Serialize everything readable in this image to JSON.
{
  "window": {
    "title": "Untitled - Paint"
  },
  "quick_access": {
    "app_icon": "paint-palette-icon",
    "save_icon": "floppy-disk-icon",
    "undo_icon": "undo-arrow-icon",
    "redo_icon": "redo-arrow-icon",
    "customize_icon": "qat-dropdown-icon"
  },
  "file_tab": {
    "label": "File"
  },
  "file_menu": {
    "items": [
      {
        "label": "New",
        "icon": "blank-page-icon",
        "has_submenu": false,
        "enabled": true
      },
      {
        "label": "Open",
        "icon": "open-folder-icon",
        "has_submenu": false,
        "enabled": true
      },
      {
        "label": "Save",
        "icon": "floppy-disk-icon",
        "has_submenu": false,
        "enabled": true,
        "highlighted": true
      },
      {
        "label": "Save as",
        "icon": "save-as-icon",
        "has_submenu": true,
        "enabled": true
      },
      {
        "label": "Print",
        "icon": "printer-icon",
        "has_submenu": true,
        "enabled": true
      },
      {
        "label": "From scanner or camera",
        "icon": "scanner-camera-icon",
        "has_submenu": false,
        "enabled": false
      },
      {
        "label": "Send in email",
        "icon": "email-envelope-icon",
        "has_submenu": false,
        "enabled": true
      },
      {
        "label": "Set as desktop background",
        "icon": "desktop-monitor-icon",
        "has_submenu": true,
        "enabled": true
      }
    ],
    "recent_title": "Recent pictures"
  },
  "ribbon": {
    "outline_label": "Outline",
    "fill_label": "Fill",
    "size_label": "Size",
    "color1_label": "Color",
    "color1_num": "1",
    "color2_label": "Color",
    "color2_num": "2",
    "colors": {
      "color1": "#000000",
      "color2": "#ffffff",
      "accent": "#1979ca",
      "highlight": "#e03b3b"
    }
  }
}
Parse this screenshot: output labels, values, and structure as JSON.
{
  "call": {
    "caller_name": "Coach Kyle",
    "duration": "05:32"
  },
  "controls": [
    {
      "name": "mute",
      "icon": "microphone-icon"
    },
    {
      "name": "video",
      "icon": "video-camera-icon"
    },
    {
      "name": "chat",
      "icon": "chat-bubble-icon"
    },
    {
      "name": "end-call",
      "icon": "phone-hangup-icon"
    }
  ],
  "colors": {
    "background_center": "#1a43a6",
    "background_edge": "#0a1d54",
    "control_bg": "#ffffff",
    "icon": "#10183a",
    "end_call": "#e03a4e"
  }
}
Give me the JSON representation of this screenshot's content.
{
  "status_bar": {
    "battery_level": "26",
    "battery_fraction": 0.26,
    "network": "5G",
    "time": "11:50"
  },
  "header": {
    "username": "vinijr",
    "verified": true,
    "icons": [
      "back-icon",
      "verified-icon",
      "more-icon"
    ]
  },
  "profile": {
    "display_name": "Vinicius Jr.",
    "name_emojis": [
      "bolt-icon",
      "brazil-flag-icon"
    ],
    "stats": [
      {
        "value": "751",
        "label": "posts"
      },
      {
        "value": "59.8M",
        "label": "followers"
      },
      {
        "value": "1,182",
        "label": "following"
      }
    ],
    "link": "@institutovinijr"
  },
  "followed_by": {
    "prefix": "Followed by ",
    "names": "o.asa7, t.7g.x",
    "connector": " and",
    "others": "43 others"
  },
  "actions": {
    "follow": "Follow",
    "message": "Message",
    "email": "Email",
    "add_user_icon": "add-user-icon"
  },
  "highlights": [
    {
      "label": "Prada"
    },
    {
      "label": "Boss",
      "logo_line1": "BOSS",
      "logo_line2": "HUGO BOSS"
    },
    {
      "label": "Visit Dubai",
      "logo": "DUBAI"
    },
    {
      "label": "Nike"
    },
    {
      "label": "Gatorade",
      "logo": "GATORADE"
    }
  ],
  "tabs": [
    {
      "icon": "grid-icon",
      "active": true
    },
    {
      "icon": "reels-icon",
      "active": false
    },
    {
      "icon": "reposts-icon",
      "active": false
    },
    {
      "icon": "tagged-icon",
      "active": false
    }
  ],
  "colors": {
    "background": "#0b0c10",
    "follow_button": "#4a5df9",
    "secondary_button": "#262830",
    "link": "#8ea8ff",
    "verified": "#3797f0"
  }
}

▶ **THE EXERCISE**: Exactly as written, please output every entry.

▶ **OUTPUT**:
Serialize everything readable in this image to JSON.
{
  "window": {
    "title": "Untitled - Paint"
  },
  "quick_access": {
    "app_icon": "paint-palette-icon",
    "save_icon": "floppy-disk-icon",
    "undo_icon": "undo-arrow-icon",
    "redo_icon": "redo-arrow-icon",
    "customize_icon": "qat-dropdown-icon"
  },
  "file_tab": {
    "label": "File"
  },
  "file_menu": {
    "items": [
      {
        "label": "New",
        "icon": "blank-page-icon",
        "has_submenu": false,
        "enabled": true
      },
      {
        "label": "Open",
        "icon": "open-folder-icon",
        "has_submenu": false,
        "enabled": true
      },
      {
        "label": "Save",
        "icon": "floppy-disk-icon",
        "has_submenu": false,
        "enabled": true,
        "highlighted": true
      },
      {
        "label": "Save as",
        "icon": "save-as-icon",
        "has_submenu": true,
        "enabled": true
      },
      {
        "label": "Print",
        "icon": "printer-icon",
        "has_submenu": true,
        "enabled": true
      },
      {
        "label": "From scanner or camera",
        "icon": "scanner-camera-icon",
        "has_submenu": false,
        "enabled": false
      },
      {
        "label": "Send in email",
        "icon": "email-envelope-icon",
        "has_submenu": false,
        "enabled": true
      },
      {
        "label": "Set as desktop background",
        "icon": "desktop-monitor-icon",
        "has_submenu": true,
        "enabled": true
      }
    ],
    "recent_title": "Recent pictures"
  },
  "ribbon": {
    "outline_label": "Outline",
    "fill_label": "Fill",
    "size_label": "Size",
    "color1_label": "Color",
    "color1_num": "1",
    "color2_label": "Color",
    "color2_num": "2",
    "colors": {
      "color1": "#000000",
      "color2": "#ffffff",
      "accent": "#1979ca",
      "highlight": "#e03b3b"
    }
  }
}
Parse this screenshot: output labels, values, and structure as JSON.
{
  "call": {
    "caller_name": "Coach Kyle",
    "duration": "05:32"
  },
  "controls": [
    {
      "name": "mute",
      "icon": "microphone-icon"
    },
    {
      "name": "video",
      "icon": "video-camera-icon"
    },
    {
      "name": "chat",
      "icon": "chat-bubble-icon"
    },
    {
      "name": "end-call",
      "icon": "phone-hangup-icon"
    }
  ],
  "colors": {
    "background_center": "#1a43a6",
    "background_edge": "#0a1d54",
    "control_bg": "#ffffff",
    "icon": "#10183a",
    "end_call": "#e03a4e"
  }
}
Give me the JSON representation of this screenshot's content.
{
  "status_bar": {
    "battery_level": "26",
    "battery_fraction": 0.26,
    "network": "5G",
    "time": "11:50"
  },
  "header": {
    "username": "vinijr",
    "verified": true,
    "icons": [
      "back-icon",
      "verified-icon",
      "more-icon"
    ]
  },
  "profile": {
    "display_name": "Vinicius Jr.",
    "name_emojis": [
      "bolt-icon",
      "brazil-flag-icon"
    ],
    "stats": [
      {
        "value": "751",
        "label": "posts"
      },
      {
        "value": "59.8M",
        "label": "followers"
      },
      {
        "value": "1,182",
        "label": "following"
      }
    ],
    "link": "@institutovinijr"
  },
  "followed_by": {
    "prefix": "Followed by ",
    "names": "o.asa7, t.7g.x",
    "connector": " and",
    "others": "43 others"
  },
  "actions": {
    "follow": "Follow",
    "message": "Message",
    "email": "Email",
    "add_user_icon": "add-user-icon"
  },
  "highlights": [
    {
      "label": "Prada"
    },
    {
      "label": "Boss",
      "logo_line1": "BOSS",
      "logo_line2": "HUGO BOSS"
    },
    {
      "label": "Visit Dubai",
      "logo": "DUBAI"
    },
    {
      "label": "Nike"
    },
    {
      "label": "Gatorade",
      "logo": "GATORADE"
    }
  ],
  "tabs": [
    {
      "icon": "grid-icon",
      "active": true
    },
    {
      "icon": "reels-icon",
      "active": false
    },
    {
      "icon": "reposts-icon",
      "active": false
    },
    {
      "icon": "tagged-icon",
      "active": false
    }
  ],
  "colors": {
    "background": "#0b0c10",
    "follow_button": "#4a5df9",
    "secondary_button": "#262830",
    "link": "#8ea8ff",
    "verified": "#3797f0"
  }
}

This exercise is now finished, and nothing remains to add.